## AIM OF THE EXERCISE
Compute how many lines in the entries below contain "交流额定电压为", and output nothing but the number.

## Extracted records

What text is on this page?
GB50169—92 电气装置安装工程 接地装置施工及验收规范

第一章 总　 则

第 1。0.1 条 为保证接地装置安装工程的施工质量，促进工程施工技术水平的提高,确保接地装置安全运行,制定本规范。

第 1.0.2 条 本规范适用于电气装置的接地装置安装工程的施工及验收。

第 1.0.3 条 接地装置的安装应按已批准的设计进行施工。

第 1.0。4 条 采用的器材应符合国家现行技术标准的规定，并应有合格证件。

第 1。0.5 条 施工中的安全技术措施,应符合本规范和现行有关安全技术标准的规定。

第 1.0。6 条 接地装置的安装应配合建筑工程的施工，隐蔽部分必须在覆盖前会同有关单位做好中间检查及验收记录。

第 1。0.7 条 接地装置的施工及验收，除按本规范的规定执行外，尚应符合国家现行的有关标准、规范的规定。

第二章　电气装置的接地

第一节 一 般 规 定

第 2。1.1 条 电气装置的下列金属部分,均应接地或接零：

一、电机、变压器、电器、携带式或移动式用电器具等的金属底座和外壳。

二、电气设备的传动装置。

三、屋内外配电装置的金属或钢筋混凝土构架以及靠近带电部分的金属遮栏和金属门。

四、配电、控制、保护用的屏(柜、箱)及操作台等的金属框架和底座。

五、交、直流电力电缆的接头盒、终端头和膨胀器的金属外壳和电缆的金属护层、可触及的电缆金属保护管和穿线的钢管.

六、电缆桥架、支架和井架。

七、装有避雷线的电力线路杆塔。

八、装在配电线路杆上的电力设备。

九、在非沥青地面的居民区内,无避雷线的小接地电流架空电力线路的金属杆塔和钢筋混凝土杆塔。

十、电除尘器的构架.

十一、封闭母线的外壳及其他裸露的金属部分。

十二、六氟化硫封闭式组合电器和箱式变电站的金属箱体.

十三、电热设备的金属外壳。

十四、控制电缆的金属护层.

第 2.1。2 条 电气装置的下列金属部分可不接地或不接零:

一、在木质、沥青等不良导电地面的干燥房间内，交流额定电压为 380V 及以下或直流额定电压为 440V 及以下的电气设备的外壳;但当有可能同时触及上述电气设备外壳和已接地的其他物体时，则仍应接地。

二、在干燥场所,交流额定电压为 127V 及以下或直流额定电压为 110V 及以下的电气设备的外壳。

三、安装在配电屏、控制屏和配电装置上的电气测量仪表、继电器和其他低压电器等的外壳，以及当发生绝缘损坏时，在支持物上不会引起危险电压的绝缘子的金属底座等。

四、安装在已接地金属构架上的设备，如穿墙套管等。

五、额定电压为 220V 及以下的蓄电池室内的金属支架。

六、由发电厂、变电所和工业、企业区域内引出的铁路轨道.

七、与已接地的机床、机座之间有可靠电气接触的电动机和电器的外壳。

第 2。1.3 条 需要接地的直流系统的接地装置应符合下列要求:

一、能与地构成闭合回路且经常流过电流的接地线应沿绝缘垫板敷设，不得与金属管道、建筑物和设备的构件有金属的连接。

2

## OUTPUT OF THE EXERCISE
2